• EXERCISE GOAL: All lines featuring the string "false" are to be listed.

....................

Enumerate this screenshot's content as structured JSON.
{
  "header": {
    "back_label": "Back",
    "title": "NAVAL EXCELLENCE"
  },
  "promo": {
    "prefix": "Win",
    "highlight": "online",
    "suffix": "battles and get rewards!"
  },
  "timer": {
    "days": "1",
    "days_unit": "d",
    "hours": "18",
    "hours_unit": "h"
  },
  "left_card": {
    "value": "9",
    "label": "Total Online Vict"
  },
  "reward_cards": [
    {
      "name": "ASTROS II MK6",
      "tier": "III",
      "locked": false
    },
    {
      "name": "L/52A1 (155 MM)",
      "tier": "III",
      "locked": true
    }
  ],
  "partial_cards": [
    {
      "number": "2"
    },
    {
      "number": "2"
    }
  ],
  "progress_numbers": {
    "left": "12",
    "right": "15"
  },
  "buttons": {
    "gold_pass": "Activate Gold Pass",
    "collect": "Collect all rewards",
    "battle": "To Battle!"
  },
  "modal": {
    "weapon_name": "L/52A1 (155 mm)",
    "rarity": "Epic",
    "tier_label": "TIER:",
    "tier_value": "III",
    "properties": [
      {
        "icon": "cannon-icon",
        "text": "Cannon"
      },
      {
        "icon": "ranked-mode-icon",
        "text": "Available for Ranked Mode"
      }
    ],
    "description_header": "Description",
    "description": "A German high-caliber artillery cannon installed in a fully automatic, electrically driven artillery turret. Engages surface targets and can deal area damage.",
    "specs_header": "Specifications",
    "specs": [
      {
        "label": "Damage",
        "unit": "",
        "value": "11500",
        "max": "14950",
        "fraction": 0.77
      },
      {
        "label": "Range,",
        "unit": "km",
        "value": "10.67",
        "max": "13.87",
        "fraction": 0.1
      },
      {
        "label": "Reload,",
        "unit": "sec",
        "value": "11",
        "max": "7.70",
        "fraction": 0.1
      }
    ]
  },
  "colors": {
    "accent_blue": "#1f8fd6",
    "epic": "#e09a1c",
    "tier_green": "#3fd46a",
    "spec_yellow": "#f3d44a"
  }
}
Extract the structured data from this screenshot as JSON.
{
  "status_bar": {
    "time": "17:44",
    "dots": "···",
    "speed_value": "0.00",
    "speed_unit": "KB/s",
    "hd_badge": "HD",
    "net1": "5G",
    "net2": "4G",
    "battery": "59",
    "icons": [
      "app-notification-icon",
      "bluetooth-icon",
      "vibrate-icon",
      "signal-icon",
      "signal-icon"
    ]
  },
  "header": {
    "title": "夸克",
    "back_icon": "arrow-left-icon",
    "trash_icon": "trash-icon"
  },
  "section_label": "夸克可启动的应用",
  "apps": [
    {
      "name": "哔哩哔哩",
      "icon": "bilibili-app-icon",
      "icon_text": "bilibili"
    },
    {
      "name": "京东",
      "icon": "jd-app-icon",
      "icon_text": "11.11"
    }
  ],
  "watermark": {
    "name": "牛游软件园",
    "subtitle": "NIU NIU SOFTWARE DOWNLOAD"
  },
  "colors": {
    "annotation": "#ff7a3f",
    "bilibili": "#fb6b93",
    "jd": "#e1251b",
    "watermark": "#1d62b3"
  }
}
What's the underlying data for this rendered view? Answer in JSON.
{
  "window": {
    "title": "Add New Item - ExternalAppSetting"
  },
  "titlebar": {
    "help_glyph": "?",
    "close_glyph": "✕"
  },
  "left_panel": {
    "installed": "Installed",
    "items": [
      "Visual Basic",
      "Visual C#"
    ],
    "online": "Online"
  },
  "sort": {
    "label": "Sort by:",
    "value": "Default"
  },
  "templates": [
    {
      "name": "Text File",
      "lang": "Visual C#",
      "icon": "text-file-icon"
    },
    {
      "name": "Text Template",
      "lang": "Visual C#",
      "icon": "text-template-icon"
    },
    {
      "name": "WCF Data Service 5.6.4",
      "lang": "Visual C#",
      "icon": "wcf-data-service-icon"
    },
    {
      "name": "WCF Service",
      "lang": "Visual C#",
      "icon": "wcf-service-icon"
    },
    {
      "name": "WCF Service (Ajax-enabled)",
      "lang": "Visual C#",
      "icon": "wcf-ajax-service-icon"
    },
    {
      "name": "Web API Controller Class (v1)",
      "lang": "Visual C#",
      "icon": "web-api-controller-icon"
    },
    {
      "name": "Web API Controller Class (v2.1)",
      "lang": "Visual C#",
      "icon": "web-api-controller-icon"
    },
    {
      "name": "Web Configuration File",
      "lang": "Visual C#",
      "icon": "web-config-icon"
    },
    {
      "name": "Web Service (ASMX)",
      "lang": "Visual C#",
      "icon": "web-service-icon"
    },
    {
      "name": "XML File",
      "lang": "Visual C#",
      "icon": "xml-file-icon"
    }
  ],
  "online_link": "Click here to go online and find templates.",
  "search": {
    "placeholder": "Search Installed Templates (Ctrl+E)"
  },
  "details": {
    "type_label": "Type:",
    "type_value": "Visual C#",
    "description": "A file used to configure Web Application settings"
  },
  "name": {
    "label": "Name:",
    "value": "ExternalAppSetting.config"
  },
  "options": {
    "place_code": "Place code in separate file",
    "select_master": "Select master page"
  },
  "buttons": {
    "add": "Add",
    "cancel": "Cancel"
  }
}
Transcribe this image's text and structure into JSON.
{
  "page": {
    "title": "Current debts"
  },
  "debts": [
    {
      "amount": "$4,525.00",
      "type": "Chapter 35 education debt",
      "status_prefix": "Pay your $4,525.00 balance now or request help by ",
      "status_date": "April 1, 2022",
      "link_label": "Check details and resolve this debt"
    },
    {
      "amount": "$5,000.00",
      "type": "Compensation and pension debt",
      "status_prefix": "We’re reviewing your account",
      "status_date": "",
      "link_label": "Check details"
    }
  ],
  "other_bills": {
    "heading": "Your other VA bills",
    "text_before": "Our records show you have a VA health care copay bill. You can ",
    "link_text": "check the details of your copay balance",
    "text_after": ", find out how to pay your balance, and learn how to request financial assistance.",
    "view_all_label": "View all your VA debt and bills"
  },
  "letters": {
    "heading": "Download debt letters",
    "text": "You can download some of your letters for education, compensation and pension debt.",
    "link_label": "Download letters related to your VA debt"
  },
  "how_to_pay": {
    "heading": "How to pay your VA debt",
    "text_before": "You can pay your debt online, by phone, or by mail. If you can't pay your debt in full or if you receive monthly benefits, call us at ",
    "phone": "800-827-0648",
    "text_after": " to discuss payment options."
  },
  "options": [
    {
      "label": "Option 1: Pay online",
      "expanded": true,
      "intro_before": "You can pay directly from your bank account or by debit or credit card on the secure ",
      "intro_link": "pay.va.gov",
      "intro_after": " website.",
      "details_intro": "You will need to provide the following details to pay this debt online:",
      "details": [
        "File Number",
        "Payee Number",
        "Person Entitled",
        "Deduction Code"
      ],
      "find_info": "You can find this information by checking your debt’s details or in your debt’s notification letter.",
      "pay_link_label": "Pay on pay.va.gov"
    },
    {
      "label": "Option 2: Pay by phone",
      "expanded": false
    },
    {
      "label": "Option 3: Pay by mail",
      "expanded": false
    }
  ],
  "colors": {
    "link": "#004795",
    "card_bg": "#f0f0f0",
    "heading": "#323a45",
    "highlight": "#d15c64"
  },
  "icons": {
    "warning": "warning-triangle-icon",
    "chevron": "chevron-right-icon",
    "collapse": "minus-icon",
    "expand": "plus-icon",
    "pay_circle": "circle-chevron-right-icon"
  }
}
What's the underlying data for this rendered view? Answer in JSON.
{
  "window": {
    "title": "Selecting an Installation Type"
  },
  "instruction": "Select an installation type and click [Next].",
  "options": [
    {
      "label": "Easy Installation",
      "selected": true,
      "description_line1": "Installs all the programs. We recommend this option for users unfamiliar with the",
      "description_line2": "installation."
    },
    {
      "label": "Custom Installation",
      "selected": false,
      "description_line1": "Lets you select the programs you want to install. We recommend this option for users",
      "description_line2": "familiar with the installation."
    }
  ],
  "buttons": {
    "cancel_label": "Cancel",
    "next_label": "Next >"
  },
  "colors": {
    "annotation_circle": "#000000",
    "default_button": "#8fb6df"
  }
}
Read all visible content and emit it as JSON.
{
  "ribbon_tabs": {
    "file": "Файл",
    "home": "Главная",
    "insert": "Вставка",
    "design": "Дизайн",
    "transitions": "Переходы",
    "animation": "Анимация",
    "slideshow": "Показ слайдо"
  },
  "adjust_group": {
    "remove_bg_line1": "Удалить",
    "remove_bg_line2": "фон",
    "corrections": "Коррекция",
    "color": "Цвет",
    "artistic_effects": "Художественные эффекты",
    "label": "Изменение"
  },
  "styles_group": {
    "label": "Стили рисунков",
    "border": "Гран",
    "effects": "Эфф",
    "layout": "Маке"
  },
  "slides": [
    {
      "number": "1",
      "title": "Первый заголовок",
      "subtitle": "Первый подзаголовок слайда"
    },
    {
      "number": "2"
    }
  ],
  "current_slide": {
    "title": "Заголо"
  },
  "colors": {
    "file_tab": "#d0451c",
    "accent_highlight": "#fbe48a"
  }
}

....................

• WRITTEN ANSWER:
      "locked": false
      "expanded": false
      "expanded": false
      "selected": false,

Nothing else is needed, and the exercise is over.